Repeat every record exactly, but keep images out of the copy.

- Stored data -
- - - -

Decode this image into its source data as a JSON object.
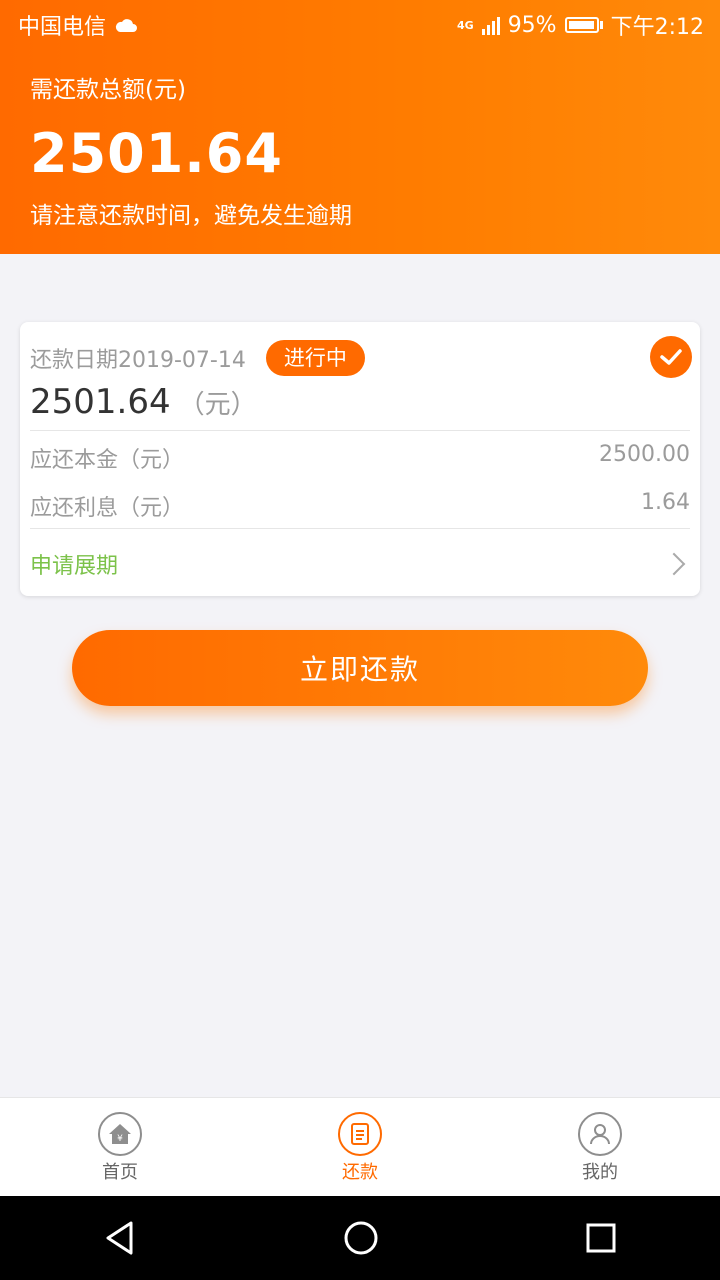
{
  "status_bar": {
    "carrier": "中国电信",
    "network": "4G",
    "battery": "95%",
    "time": "下午2:12"
  },
  "header": {
    "label": "需还款总额(元)",
    "total": "2501.64",
    "notice": "请注意还款时间，避免发生逾期"
  },
  "card": {
    "due_date": "还款日期2019-07-14",
    "status": "进行中",
    "amount": "2501.64",
    "amount_unit": "（元）",
    "principal_label": "应还本金（元）",
    "principal_value": "2500.00",
    "interest_label": "应还利息（元）",
    "interest_value": "1.64",
    "extension_label": "申请展期"
  },
  "pay_button": "立即还款",
  "tabs": [
    {
      "label": "首页",
      "icon": "home-icon"
    },
    {
      "label": "还款",
      "icon": "bill-icon"
    },
    {
      "label": "我的",
      "icon": "user-icon"
    }
  ],
  "colors": {
    "accent": "#ff6a00",
    "green": "#7cc24a"
  }
}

- - - -

- Result -
Decode this image into its source data as a JSON object.
{
  "status_bar": {
    "carrier": "中国电信",
    "network": "4G",
    "battery": "95%",
    "time": "下午2:12"
  },
  "header": {
    "label": "需还款总额(元)",
    "total": "2501.64",
    "notice": "请注意还款时间，避免发生逾期"
  },
  "card": {
    "due_date": "还款日期2019-07-14",
    "status": "进行中",
    "amount": "2501.64",
    "amount_unit": "（元）",
    "principal_label": "应还本金（元）",
    "principal_value": "2500.00",
    "interest_label": "应还利息（元）",
    "interest_value": "1.64",
    "extension_label": "申请展期"
  },
  "pay_button": "立即还款",
  "tabs": [
    {
      "label": "首页",
      "icon": "home-icon"
    },
    {
      "label": "还款",
      "icon": "bill-icon"
    },
    {
      "label": "我的",
      "icon": "user-icon"
    }
  ],
  "colors": {
    "accent": "#ff6a00",
    "green": "#7cc24a"
  }
}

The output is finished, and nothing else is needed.